(Exercise prompt) Without skipping anything, write out each record below exactly.
-- BEGIN --
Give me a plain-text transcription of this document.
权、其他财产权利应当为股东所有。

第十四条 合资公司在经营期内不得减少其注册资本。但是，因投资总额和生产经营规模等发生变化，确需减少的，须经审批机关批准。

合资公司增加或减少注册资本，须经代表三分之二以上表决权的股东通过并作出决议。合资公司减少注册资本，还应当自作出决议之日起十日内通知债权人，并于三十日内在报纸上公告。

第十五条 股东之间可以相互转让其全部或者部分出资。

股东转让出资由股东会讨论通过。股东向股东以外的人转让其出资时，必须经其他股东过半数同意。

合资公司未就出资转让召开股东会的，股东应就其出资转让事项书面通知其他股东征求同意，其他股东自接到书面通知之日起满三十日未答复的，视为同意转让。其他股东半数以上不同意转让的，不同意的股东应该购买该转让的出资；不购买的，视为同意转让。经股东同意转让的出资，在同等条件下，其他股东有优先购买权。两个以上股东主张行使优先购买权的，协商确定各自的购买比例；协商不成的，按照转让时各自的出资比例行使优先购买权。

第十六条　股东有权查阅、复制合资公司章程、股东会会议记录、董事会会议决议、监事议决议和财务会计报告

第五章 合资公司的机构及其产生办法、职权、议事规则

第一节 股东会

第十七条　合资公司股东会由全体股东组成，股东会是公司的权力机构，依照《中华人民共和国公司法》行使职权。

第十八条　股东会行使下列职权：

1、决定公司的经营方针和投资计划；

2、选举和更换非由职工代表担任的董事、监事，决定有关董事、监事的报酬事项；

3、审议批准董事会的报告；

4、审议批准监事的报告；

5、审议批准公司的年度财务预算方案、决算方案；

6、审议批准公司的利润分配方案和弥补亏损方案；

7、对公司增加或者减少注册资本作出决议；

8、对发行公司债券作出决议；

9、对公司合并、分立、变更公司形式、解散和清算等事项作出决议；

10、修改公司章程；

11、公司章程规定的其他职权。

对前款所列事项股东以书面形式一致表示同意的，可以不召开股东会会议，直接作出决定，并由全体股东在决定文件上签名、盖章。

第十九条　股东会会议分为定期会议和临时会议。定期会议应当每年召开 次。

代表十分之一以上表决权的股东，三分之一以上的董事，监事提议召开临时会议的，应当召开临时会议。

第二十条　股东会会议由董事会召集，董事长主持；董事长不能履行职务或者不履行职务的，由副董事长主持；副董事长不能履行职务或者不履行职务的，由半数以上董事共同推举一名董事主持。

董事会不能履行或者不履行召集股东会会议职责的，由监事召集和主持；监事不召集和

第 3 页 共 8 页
-- END --
(Written response)
Give me a plain-text transcription of this document.
权、其他财产权利应当为股东所有。

第十四条 合资公司在经营期内不得减少其注册资本。但是，因投资总额和生产经营规模等发生变化，确需减少的，须经审批机关批准。

合资公司增加或减少注册资本，须经代表三分之二以上表决权的股东通过并作出决议。合资公司减少注册资本，还应当自作出决议之日起十日内通知债权人，并于三十日内在报纸上公告。

第十五条 股东之间可以相互转让其全部或者部分出资。

股东转让出资由股东会讨论通过。股东向股东以外的人转让其出资时，必须经其他股东过半数同意。

合资公司未就出资转让召开股东会的，股东应就其出资转让事项书面通知其他股东征求同意，其他股东自接到书面通知之日起满三十日未答复的，视为同意转让。其他股东半数以上不同意转让的，不同意的股东应该购买该转让的出资；不购买的，视为同意转让。经股东同意转让的出资，在同等条件下，其他股东有优先购买权。两个以上股东主张行使优先购买权的，协商确定各自的购买比例；协商不成的，按照转让时各自的出资比例行使优先购买权。

第十六条　股东有权查阅、复制合资公司章程、股东会会议记录、董事会会议决议、监事议决议和财务会计报告

第五章 合资公司的机构及其产生办法、职权、议事规则

第一节 股东会

第十七条　合资公司股东会由全体股东组成，股东会是公司的权力机构，依照《中华人民共和国公司法》行使职权。

第十八条　股东会行使下列职权：

1、决定公司的经营方针和投资计划；

2、选举和更换非由职工代表担任的董事、监事，决定有关董事、监事的报酬事项；

3、审议批准董事会的报告；

4、审议批准监事的报告；

5、审议批准公司的年度财务预算方案、决算方案；

6、审议批准公司的利润分配方案和弥补亏损方案；

7、对公司增加或者减少注册资本作出决议；

8、对发行公司债券作出决议；

9、对公司合并、分立、变更公司形式、解散和清算等事项作出决议；

10、修改公司章程；

11、公司章程规定的其他职权。

对前款所列事项股东以书面形式一致表示同意的，可以不召开股东会会议，直接作出决定，并由全体股东在决定文件上签名、盖章。

第十九条　股东会会议分为定期会议和临时会议。定期会议应当每年召开 次。

代表十分之一以上表决权的股东，三分之一以上的董事，监事提议召开临时会议的，应当召开临时会议。

第二十条　股东会会议由董事会召集，董事长主持；董事长不能履行职务或者不履行职务的，由副董事长主持；副董事长不能履行职务或者不履行职务的，由半数以上董事共同推举一名董事主持。

董事会不能履行或者不履行召集股东会会议职责的，由监事召集和主持；监事不召集和

第 3 页 共 8 页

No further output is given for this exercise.